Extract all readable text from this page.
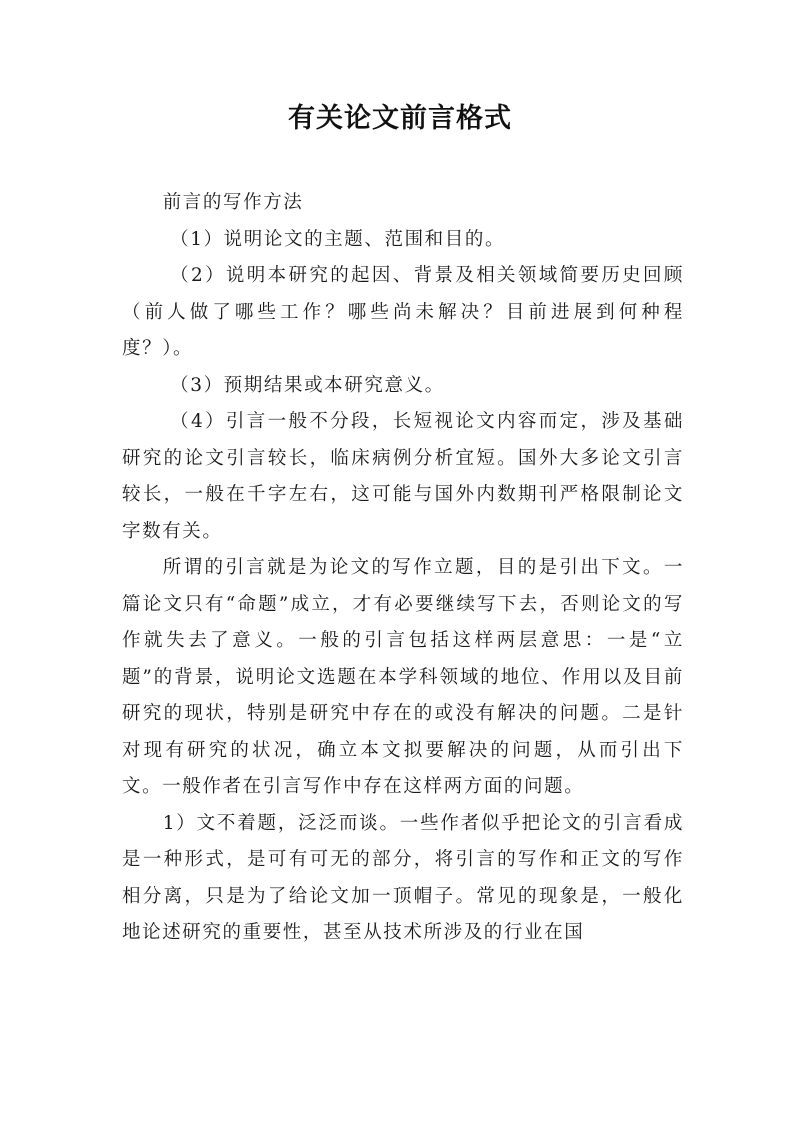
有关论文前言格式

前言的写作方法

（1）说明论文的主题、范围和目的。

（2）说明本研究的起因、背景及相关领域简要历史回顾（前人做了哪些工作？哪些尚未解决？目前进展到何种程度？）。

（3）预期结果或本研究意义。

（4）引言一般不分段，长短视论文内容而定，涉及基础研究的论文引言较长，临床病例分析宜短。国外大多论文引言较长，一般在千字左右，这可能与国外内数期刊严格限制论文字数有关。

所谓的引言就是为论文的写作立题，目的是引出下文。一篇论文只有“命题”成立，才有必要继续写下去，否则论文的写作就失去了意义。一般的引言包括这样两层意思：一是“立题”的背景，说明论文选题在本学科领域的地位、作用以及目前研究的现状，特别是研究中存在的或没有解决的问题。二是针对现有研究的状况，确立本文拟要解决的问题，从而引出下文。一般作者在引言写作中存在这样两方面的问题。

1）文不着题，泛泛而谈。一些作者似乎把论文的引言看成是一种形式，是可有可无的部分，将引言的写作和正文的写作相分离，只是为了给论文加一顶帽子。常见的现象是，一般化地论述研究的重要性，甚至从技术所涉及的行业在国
○ ○ ○ ○ ○ ○ ○
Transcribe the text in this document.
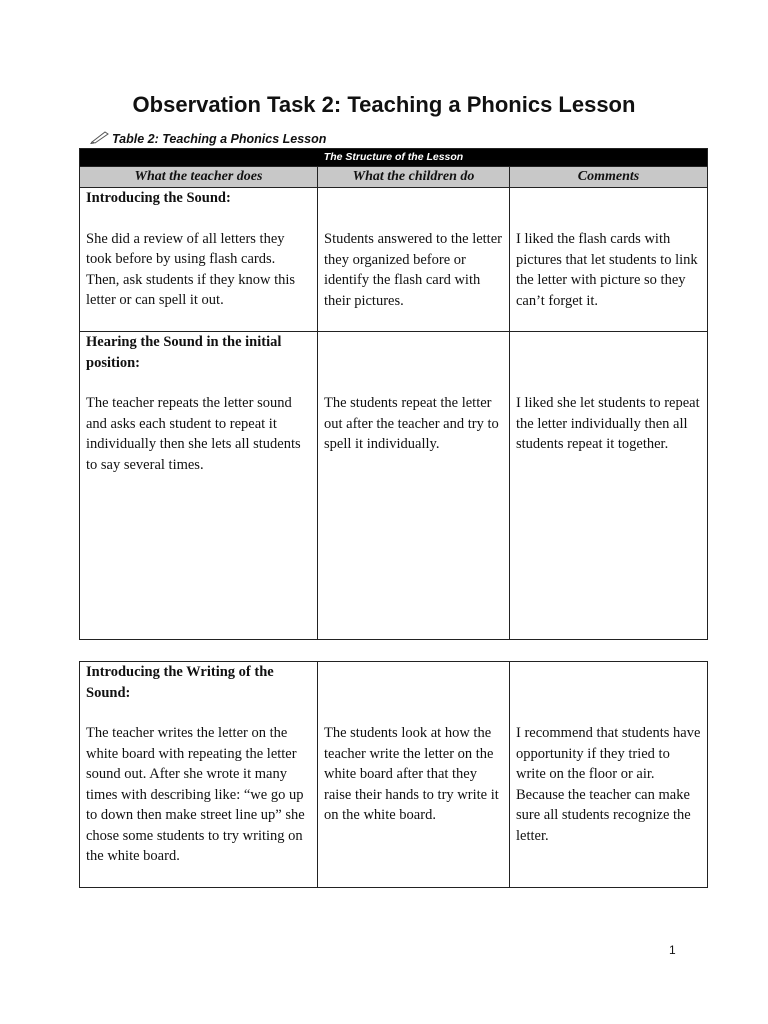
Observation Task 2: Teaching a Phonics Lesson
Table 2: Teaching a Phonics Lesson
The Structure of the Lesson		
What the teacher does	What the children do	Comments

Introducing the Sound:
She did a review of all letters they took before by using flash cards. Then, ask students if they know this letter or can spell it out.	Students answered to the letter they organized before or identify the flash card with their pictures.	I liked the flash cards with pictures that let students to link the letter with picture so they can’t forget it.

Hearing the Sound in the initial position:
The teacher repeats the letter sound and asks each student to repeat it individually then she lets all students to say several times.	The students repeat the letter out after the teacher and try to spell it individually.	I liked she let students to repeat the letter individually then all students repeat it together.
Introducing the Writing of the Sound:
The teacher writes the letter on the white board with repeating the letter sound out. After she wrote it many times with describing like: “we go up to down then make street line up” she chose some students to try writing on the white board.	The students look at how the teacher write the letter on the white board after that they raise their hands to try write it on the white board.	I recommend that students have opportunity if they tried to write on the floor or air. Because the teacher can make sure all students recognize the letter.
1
○ ○ ○ ○ ○ ○ ○
Say how many lines have the string "text" in them, offering no words beyond the number.

### Solution for this exercise
2